(Dataset entries on figures)
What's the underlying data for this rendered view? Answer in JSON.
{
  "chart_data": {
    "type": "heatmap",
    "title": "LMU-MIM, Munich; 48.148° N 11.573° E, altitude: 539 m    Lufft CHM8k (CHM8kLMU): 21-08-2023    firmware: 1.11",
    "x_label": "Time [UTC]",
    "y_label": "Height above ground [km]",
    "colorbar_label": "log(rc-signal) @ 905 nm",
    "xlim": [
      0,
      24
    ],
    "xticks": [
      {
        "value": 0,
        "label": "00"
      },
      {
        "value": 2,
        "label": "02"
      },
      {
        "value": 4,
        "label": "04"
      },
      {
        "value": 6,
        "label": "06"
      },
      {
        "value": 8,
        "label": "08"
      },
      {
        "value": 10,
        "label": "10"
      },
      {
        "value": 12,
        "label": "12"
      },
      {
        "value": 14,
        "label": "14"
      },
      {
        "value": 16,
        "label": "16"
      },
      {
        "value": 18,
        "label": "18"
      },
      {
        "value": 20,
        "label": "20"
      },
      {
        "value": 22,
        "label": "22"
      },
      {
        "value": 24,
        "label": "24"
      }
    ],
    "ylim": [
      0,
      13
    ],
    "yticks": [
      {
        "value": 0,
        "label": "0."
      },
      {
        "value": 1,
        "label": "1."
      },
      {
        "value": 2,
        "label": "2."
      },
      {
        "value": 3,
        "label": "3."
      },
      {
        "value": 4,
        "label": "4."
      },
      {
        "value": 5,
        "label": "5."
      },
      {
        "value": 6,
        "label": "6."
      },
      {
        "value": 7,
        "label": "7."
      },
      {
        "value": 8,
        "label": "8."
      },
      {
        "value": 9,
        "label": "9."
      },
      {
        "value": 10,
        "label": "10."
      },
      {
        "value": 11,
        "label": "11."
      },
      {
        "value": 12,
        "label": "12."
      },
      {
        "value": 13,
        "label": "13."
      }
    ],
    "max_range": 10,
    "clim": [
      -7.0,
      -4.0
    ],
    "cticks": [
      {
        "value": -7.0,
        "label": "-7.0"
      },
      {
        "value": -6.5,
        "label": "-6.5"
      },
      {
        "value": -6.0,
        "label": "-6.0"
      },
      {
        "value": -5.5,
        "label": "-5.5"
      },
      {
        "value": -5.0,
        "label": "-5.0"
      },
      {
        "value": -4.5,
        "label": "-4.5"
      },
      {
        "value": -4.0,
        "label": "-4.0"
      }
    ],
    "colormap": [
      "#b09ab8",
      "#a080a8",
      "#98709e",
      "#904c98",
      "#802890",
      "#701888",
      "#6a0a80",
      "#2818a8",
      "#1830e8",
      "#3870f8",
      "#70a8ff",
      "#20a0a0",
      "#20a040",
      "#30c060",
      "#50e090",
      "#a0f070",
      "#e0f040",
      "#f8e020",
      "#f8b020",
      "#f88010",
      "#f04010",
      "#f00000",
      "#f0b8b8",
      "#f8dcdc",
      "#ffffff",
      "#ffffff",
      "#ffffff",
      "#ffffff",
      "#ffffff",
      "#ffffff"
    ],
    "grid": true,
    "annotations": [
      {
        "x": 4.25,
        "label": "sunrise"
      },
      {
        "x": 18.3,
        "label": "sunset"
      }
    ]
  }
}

Description of the task. The records above must be output exactly, in full.

Written reply.
What's the underlying data for this rendered view? Answer in JSON.
{
  "chart_data": {
    "type": "heatmap",
    "title": "LMU-MIM, Munich; 48.148° N 11.573° E, altitude: 539 m    Lufft CHM8k (CHM8kLMU): 21-08-2023    firmware: 1.11",
    "x_label": "Time [UTC]",
    "y_label": "Height above ground [km]",
    "colorbar_label": "log(rc-signal) @ 905 nm",
    "xlim": [
      0,
      24
    ],
    "xticks": [
      {
        "value": 0,
        "label": "00"
      },
      {
        "value": 2,
        "label": "02"
      },
      {
        "value": 4,
        "label": "04"
      },
      {
        "value": 6,
        "label": "06"
      },
      {
        "value": 8,
        "label": "08"
      },
      {
        "value": 10,
        "label": "10"
      },
      {
        "value": 12,
        "label": "12"
      },
      {
        "value": 14,
        "label": "14"
      },
      {
        "value": 16,
        "label": "16"
      },
      {
        "value": 18,
        "label": "18"
      },
      {
        "value": 20,
        "label": "20"
      },
      {
        "value": 22,
        "label": "22"
      },
      {
        "value": 24,
        "label": "24"
      }
    ],
    "ylim": [
      0,
      13
    ],
    "yticks": [
      {
        "value": 0,
        "label": "0."
      },
      {
        "value": 1,
        "label": "1."
      },
      {
        "value": 2,
        "label": "2."
      },
      {
        "value": 3,
        "label": "3."
      },
      {
        "value": 4,
        "label": "4."
      },
      {
        "value": 5,
        "label": "5."
      },
      {
        "value": 6,
        "label": "6."
      },
      {
        "value": 7,
        "label": "7."
      },
      {
        "value": 8,
        "label": "8."
      },
      {
        "value": 9,
        "label": "9."
      },
      {
        "value": 10,
        "label": "10."
      },
      {
        "value": 11,
        "label": "11."
      },
      {
        "value": 12,
        "label": "12."
      },
      {
        "value": 13,
        "label": "13."
      }
    ],
    "max_range": 10,
    "clim": [
      -7.0,
      -4.0
    ],
    "cticks": [
      {
        "value": -7.0,
        "label": "-7.0"
      },
      {
        "value": -6.5,
        "label": "-6.5"
      },
      {
        "value": -6.0,
        "label": "-6.0"
      },
      {
        "value": -5.5,
        "label": "-5.5"
      },
      {
        "value": -5.0,
        "label": "-5.0"
      },
      {
        "value": -4.5,
        "label": "-4.5"
      },
      {
        "value": -4.0,
        "label": "-4.0"
      }
    ],
    "colormap": [
      "#b09ab8",
      "#a080a8",
      "#98709e",
      "#904c98",
      "#802890",
      "#701888",
      "#6a0a80",
      "#2818a8",
      "#1830e8",
      "#3870f8",
      "#70a8ff",
      "#20a0a0",
      "#20a040",
      "#30c060",
      "#50e090",
      "#a0f070",
      "#e0f040",
      "#f8e020",
      "#f8b020",
      "#f88010",
      "#f04010",
      "#f00000",
      "#f0b8b8",
      "#f8dcdc",
      "#ffffff",
      "#ffffff",
      "#ffffff",
      "#ffffff",
      "#ffffff",
      "#ffffff"
    ],
    "grid": true,
    "annotations": [
      {
        "x": 4.25,
        "label": "sunrise"
      },
      {
        "x": 18.3,
        "label": "sunset"
      }
    ]
  }
}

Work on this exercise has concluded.